** start Information shown **

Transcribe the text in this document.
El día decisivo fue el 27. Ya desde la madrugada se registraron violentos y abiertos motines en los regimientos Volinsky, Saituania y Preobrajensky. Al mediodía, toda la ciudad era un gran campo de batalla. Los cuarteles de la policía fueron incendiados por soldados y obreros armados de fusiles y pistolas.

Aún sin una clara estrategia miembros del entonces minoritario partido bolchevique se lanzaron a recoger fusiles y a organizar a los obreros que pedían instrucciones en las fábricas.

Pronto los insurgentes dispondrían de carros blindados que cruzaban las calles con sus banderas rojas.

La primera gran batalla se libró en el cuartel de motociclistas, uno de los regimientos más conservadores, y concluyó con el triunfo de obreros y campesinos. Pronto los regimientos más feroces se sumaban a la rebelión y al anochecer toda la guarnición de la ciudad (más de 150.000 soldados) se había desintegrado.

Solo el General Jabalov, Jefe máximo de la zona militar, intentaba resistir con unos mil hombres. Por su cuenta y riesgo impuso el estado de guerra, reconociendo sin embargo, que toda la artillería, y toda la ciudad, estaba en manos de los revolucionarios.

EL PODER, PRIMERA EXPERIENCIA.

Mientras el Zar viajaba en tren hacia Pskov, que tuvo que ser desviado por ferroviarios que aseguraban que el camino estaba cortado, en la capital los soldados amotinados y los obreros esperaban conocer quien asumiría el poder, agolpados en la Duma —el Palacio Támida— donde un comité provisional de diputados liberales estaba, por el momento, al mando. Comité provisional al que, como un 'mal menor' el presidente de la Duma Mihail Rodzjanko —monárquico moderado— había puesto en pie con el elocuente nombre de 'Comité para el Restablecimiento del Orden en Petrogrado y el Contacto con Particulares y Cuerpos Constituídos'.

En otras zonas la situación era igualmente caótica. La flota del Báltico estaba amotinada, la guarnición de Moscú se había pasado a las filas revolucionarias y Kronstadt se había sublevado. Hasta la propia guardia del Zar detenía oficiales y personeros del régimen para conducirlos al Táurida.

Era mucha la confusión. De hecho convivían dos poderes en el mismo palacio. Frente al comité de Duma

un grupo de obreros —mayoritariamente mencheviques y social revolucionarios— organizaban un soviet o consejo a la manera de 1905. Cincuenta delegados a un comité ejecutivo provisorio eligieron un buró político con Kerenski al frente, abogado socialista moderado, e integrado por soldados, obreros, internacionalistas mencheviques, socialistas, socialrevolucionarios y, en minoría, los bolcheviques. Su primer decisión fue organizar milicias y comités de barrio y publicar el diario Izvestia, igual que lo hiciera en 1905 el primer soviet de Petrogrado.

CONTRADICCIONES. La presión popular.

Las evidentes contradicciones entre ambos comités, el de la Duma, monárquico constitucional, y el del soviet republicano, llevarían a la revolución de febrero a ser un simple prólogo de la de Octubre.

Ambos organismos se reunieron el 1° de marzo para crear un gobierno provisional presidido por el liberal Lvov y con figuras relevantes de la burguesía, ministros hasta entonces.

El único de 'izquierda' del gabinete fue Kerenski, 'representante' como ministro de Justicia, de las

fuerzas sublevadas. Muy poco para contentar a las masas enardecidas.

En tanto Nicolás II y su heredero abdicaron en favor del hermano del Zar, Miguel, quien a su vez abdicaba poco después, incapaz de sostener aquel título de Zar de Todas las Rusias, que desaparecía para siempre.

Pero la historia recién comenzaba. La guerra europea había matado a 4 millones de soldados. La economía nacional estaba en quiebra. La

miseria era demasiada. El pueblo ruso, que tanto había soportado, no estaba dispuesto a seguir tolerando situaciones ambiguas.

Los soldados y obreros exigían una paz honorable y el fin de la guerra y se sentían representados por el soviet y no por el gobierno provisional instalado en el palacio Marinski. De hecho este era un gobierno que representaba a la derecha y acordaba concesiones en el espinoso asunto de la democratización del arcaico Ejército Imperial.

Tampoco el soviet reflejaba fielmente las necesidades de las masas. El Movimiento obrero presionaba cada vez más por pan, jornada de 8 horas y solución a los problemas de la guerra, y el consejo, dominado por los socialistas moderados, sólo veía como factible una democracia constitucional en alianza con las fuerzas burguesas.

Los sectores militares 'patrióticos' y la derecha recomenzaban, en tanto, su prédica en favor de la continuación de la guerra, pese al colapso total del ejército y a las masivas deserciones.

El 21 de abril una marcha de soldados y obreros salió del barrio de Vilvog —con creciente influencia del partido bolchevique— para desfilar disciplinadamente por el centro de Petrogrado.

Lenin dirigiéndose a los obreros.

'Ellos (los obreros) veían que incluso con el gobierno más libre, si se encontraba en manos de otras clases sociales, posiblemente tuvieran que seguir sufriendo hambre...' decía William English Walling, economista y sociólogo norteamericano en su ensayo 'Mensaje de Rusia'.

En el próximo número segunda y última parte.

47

** end Information shown **
** start Information shown **

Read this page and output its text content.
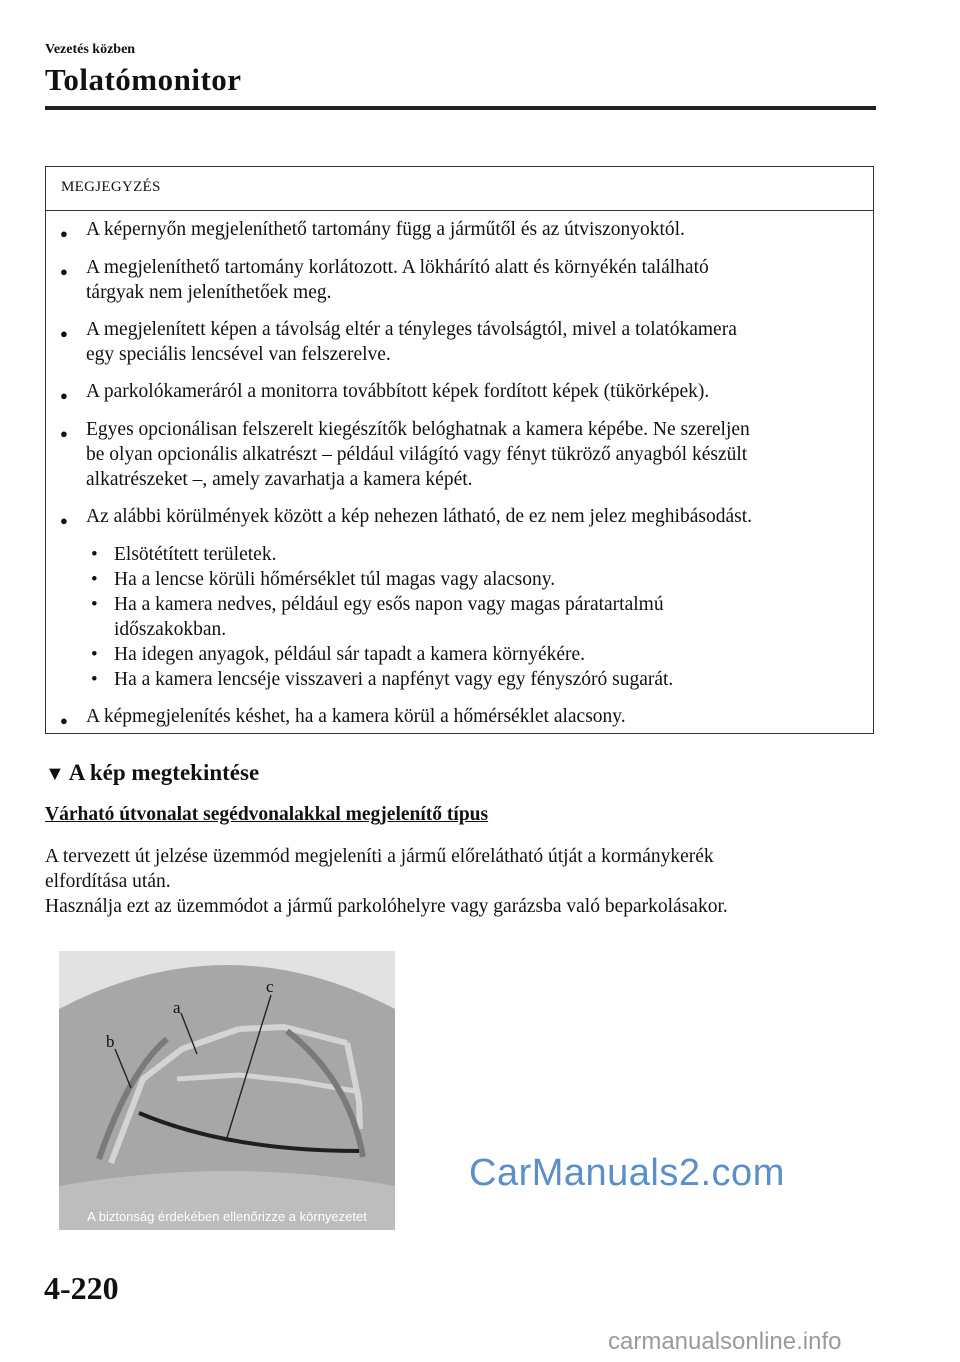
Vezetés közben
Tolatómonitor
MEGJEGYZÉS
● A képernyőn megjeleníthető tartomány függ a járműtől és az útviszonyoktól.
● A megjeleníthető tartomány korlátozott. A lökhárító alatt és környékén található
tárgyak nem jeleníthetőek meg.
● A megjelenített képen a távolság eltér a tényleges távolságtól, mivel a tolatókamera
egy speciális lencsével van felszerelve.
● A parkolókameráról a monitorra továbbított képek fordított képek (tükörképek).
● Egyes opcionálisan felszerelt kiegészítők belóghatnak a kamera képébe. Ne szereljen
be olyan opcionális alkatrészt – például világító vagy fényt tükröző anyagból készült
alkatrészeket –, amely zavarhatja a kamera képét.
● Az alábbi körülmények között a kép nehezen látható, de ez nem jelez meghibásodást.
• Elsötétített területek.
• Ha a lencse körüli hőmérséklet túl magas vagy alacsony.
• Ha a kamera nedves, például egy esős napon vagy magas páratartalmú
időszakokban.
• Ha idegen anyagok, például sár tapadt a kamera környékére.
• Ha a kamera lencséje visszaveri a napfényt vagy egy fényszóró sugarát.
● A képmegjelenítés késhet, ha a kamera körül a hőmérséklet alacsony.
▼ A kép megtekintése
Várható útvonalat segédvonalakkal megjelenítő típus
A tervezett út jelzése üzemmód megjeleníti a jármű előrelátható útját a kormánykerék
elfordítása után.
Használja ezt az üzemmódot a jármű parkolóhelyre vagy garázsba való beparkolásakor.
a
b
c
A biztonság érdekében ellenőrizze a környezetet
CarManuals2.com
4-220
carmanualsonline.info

** end Information shown **
** start Information shown **

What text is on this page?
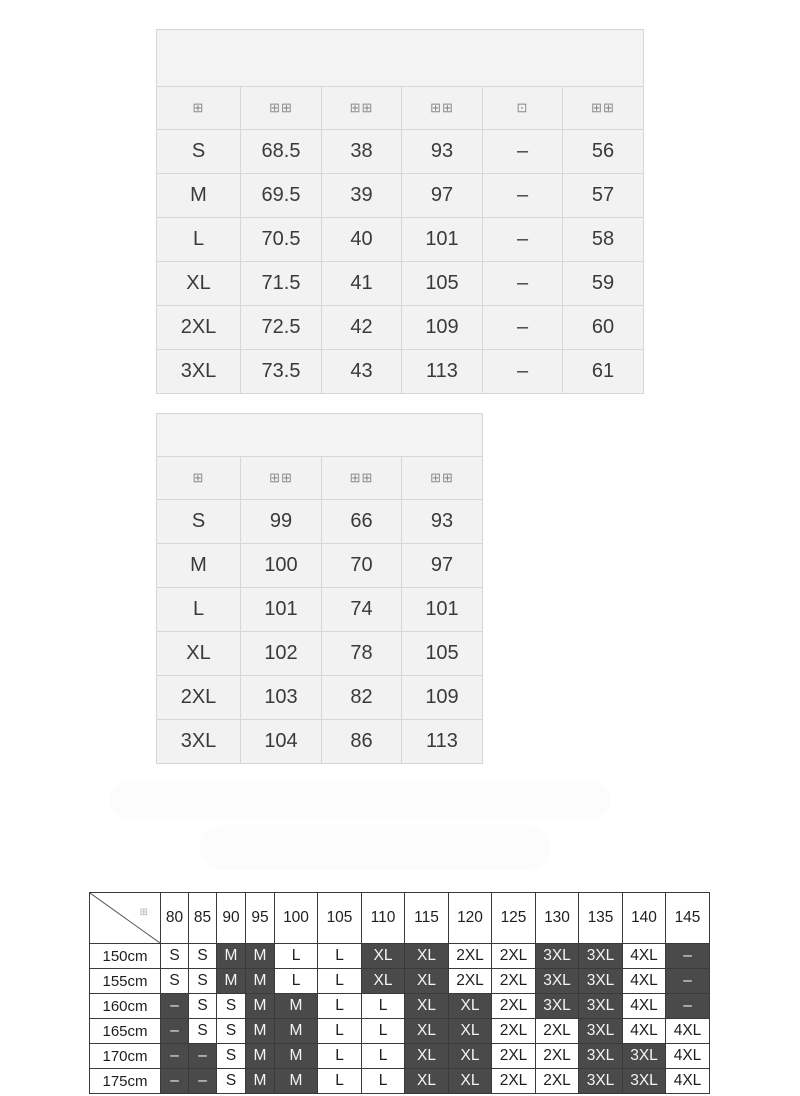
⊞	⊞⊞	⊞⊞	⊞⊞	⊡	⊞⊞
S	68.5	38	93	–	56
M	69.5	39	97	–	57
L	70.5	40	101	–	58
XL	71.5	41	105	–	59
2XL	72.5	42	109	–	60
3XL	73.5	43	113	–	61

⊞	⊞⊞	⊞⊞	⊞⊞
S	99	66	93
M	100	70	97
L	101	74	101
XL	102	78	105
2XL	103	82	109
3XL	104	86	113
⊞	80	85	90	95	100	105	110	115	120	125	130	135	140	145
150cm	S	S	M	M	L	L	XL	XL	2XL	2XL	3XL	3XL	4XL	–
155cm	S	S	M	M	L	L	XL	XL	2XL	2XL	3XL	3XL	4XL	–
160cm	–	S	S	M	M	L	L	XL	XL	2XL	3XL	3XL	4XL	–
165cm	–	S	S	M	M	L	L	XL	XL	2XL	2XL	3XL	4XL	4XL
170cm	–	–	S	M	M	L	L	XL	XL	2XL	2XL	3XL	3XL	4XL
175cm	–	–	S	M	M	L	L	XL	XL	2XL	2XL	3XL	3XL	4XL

** end Information shown **

- **Goal of the exercise**:
Copy each line above that contains the word "megjeleníthető".

- **Task output**:
● A képernyőn megjeleníthető tartomány függ a járműtől és az útviszonyoktól.
● A megjeleníthető tartomány korlátozott. A lökhárító alatt és környékén található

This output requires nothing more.